● **Provided records**:
--- START ---
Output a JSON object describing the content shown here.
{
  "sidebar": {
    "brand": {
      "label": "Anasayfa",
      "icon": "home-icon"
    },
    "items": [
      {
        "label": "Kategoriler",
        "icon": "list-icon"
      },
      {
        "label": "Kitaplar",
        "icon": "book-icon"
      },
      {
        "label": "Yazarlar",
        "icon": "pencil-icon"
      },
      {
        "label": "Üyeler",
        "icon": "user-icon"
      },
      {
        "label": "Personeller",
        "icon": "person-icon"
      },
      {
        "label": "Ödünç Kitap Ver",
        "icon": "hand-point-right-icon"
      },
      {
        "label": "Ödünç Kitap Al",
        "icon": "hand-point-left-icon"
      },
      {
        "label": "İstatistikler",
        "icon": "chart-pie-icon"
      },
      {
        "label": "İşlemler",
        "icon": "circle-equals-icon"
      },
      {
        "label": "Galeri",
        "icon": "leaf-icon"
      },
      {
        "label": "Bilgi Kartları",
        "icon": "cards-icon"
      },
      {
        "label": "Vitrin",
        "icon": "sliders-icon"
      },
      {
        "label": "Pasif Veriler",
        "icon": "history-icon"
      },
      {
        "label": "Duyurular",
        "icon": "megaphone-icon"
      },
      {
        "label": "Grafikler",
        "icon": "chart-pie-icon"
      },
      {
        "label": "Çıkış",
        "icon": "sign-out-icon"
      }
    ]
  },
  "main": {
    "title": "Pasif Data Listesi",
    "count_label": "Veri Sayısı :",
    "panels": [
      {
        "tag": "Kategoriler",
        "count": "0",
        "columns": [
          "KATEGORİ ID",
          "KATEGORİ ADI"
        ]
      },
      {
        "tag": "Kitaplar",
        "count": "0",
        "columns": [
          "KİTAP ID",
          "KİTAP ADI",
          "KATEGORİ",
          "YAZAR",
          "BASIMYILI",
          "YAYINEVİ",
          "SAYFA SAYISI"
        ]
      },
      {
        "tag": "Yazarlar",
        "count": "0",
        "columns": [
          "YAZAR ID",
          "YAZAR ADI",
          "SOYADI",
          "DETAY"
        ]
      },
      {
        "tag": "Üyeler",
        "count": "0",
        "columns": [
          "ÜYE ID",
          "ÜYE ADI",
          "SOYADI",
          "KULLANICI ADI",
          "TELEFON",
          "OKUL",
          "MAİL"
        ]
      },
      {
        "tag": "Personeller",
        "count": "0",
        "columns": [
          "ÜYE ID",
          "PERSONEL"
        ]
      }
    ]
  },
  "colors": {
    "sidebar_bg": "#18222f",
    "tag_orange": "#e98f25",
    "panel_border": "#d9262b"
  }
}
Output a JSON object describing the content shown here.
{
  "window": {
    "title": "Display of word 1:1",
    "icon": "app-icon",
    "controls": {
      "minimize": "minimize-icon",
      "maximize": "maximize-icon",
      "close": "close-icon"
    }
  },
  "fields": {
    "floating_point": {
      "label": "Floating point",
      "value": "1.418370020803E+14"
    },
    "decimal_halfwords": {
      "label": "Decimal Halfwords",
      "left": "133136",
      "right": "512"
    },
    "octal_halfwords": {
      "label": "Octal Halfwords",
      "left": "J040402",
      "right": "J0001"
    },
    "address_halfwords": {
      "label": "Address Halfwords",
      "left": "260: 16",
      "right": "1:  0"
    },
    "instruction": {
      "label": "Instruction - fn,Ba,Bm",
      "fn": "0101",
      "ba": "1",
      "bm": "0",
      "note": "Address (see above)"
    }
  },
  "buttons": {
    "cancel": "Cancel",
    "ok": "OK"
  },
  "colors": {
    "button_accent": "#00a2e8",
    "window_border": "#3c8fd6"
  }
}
--- END ---
● **What to do**:
Print the listing above in its entirety, with every line exact.

● **Result for this task**:
Output a JSON object describing the content shown here.
{
  "sidebar": {
    "brand": {
      "label": "Anasayfa",
      "icon": "home-icon"
    },
    "items": [
      {
        "label": "Kategoriler",
        "icon": "list-icon"
      },
      {
        "label": "Kitaplar",
        "icon": "book-icon"
      },
      {
        "label": "Yazarlar",
        "icon": "pencil-icon"
      },
      {
        "label": "Üyeler",
        "icon": "user-icon"
      },
      {
        "label": "Personeller",
        "icon": "person-icon"
      },
      {
        "label": "Ödünç Kitap Ver",
        "icon": "hand-point-right-icon"
      },
      {
        "label": "Ödünç Kitap Al",
        "icon": "hand-point-left-icon"
      },
      {
        "label": "İstatistikler",
        "icon": "chart-pie-icon"
      },
      {
        "label": "İşlemler",
        "icon": "circle-equals-icon"
      },
      {
        "label": "Galeri",
        "icon": "leaf-icon"
      },
      {
        "label": "Bilgi Kartları",
        "icon": "cards-icon"
      },
      {
        "label": "Vitrin",
        "icon": "sliders-icon"
      },
      {
        "label": "Pasif Veriler",
        "icon": "history-icon"
      },
      {
        "label": "Duyurular",
        "icon": "megaphone-icon"
      },
      {
        "label": "Grafikler",
        "icon": "chart-pie-icon"
      },
      {
        "label": "Çıkış",
        "icon": "sign-out-icon"
      }
    ]
  },
  "main": {
    "title": "Pasif Data Listesi",
    "count_label": "Veri Sayısı :",
    "panels": [
      {
        "tag": "Kategoriler",
        "count": "0",
        "columns": [
          "KATEGORİ ID",
          "KATEGORİ ADI"
        ]
      },
      {
        "tag": "Kitaplar",
        "count": "0",
        "columns": [
          "KİTAP ID",
          "KİTAP ADI",
          "KATEGORİ",
          "YAZAR",
          "BASIMYILI",
          "YAYINEVİ",
          "SAYFA SAYISI"
        ]
      },
      {
        "tag": "Yazarlar",
        "count": "0",
        "columns": [
          "YAZAR ID",
          "YAZAR ADI",
          "SOYADI",
          "DETAY"
        ]
      },
      {
        "tag": "Üyeler",
        "count": "0",
        "columns": [
          "ÜYE ID",
          "ÜYE ADI",
          "SOYADI",
          "KULLANICI ADI",
          "TELEFON",
          "OKUL",
          "MAİL"
        ]
      },
      {
        "tag": "Personeller",
        "count": "0",
        "columns": [
          "ÜYE ID",
          "PERSONEL"
        ]
      }
    ]
  },
  "colors": {
    "sidebar_bg": "#18222f",
    "tag_orange": "#e98f25",
    "panel_border": "#d9262b"
  }
}
Output a JSON object describing the content shown here.
{
  "window": {
    "title": "Display of word 1:1",
    "icon": "app-icon",
    "controls": {
      "minimize": "minimize-icon",
      "maximize": "maximize-icon",
      "close": "close-icon"
    }
  },
  "fields": {
    "floating_point": {
      "label": "Floating point",
      "value": "1.418370020803E+14"
    },
    "decimal_halfwords": {
      "label": "Decimal Halfwords",
      "left": "133136",
      "right": "512"
    },
    "octal_halfwords": {
      "label": "Octal Halfwords",
      "left": "J040402",
      "right": "J0001"
    },
    "address_halfwords": {
      "label": "Address Halfwords",
      "left": "260: 16",
      "right": "1:  0"
    },
    "instruction": {
      "label": "Instruction - fn,Ba,Bm",
      "fn": "0101",
      "ba": "1",
      "bm": "0",
      "note": "Address (see above)"
    }
  },
  "buttons": {
    "cancel": "Cancel",
    "ok": "OK"
  },
  "colors": {
    "button_accent": "#00a2e8",
    "window_border": "#3c8fd6"
  }
}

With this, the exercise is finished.